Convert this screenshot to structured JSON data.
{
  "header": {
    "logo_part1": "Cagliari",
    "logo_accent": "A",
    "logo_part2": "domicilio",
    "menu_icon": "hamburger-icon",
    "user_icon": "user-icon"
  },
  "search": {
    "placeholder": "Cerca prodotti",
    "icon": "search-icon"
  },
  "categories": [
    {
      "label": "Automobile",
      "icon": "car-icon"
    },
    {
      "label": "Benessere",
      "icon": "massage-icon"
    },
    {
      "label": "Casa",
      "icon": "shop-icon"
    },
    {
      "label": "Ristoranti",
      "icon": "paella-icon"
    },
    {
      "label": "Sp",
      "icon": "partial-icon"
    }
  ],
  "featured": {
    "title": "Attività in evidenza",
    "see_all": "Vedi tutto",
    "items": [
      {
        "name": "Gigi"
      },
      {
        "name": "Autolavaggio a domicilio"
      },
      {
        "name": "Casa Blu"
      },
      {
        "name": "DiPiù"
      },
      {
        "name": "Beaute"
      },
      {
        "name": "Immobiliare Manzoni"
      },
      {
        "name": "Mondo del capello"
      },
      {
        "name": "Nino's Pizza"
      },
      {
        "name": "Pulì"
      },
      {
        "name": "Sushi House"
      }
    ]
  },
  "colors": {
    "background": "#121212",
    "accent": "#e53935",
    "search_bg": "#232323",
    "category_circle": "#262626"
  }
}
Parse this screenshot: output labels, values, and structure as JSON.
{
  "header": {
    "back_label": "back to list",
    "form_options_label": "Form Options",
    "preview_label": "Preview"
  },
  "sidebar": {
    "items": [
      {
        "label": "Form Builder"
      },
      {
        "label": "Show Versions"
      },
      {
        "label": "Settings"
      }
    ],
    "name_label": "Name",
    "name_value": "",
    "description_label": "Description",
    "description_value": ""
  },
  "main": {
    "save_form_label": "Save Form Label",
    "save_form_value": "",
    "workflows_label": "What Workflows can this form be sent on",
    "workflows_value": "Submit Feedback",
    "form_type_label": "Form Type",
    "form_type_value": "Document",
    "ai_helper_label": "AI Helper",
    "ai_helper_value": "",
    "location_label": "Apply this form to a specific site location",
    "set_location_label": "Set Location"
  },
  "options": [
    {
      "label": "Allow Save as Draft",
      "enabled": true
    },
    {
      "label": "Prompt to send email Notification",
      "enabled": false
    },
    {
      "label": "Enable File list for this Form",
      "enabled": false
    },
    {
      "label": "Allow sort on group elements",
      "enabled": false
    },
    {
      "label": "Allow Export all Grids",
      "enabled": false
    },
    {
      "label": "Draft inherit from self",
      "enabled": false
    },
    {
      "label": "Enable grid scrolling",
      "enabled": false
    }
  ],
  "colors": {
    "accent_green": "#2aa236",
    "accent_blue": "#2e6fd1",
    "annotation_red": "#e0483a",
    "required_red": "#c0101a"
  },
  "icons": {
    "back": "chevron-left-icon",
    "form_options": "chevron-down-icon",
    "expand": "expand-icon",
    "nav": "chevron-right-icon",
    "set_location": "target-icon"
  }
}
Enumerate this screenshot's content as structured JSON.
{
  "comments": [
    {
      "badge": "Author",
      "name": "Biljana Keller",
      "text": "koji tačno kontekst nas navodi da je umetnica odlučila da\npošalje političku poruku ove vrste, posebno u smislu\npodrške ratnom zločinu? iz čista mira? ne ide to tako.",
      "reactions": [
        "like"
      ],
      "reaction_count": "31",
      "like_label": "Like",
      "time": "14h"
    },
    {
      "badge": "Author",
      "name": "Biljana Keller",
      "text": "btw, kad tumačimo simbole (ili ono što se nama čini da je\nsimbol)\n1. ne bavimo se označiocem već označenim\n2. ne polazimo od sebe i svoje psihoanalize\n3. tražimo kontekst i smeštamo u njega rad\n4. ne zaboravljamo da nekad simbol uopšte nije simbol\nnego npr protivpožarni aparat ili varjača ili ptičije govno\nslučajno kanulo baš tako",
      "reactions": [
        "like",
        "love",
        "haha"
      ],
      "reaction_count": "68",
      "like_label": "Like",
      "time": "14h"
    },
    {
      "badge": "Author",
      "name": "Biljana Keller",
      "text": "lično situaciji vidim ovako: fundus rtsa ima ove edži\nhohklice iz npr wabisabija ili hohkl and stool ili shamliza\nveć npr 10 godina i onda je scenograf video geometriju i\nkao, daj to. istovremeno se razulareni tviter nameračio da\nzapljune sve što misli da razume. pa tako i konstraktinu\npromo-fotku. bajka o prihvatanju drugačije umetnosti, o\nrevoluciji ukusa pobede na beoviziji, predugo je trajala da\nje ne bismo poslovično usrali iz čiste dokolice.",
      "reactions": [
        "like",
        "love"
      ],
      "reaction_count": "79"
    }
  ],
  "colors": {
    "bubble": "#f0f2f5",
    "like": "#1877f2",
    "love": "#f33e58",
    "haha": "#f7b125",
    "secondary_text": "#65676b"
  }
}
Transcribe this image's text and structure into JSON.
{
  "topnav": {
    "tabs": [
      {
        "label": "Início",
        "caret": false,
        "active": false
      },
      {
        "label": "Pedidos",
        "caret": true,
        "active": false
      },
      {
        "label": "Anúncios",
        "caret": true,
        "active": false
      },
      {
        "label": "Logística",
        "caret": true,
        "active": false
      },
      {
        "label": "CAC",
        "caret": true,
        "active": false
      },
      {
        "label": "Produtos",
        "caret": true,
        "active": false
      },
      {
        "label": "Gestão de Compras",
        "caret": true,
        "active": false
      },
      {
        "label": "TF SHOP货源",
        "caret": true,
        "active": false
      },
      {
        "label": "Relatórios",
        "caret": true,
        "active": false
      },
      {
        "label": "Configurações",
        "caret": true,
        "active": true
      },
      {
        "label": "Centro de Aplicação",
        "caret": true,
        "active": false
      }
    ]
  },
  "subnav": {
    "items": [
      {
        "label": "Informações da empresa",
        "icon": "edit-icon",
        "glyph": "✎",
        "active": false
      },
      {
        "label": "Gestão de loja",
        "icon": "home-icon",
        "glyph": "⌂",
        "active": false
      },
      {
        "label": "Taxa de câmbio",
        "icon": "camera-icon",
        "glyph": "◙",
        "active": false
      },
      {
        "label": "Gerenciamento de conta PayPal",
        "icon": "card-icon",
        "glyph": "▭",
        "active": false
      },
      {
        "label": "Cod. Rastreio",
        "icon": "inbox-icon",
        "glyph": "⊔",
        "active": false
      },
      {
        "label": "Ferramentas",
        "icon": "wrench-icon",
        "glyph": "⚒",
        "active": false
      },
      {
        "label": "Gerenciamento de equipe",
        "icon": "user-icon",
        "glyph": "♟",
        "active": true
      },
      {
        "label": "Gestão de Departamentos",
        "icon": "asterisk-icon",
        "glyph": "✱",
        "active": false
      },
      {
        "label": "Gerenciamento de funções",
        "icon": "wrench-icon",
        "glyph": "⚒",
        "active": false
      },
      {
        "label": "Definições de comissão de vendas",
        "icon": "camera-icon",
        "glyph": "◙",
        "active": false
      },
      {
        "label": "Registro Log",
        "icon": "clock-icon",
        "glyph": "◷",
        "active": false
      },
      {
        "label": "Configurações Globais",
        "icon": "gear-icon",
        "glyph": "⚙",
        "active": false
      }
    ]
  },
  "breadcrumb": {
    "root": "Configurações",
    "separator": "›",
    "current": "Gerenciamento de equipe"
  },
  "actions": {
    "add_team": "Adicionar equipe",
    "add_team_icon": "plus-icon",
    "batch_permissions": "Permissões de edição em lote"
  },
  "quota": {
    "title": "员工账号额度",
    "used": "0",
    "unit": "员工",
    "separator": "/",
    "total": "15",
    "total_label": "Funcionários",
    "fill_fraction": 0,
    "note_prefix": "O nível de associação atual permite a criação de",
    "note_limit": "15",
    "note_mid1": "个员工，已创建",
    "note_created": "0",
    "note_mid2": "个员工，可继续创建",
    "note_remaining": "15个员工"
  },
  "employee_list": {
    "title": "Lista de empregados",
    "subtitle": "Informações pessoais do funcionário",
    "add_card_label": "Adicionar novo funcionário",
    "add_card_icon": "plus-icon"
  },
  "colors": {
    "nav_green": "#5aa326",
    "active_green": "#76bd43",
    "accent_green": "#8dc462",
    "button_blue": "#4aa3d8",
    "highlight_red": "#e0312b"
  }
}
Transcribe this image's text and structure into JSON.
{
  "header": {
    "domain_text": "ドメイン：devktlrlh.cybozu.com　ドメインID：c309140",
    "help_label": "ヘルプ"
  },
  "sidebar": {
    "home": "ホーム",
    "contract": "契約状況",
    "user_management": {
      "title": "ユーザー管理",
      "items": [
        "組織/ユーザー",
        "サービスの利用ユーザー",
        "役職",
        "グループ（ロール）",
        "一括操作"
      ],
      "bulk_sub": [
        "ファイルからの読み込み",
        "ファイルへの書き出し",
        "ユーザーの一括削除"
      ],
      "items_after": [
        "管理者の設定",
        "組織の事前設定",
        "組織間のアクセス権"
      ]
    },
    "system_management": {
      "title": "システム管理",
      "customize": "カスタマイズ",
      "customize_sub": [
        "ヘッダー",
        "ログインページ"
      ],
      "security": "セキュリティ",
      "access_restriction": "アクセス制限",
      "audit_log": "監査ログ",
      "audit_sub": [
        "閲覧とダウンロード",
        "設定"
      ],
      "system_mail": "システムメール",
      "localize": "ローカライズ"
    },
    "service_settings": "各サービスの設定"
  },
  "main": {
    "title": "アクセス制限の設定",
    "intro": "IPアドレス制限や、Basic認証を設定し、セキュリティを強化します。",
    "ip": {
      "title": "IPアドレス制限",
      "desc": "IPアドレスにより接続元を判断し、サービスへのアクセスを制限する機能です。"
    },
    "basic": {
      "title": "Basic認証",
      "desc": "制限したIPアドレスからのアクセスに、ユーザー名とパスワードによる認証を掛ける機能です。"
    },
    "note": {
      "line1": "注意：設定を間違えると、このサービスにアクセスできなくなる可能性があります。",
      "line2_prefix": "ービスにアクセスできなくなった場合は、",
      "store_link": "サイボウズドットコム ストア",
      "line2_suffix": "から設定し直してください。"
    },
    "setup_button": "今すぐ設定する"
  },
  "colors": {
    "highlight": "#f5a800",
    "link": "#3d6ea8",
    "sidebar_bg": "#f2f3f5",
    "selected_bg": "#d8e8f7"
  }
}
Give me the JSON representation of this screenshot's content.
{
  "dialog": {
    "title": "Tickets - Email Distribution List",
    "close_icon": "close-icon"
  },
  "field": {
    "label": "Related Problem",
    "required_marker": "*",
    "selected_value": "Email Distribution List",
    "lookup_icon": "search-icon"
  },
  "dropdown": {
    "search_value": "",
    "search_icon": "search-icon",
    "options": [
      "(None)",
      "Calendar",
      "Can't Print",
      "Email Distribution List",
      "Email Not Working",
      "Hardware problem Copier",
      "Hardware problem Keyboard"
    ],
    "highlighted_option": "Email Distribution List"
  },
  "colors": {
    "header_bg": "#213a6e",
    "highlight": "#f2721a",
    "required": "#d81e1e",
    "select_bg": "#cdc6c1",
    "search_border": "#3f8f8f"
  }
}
== == ==
Goal: Every line above that contains the word "Configurações" should be reported.

Solution below:
        "label": "Configurações",
        "label": "Configurações Globais",
    "root": "Configurações",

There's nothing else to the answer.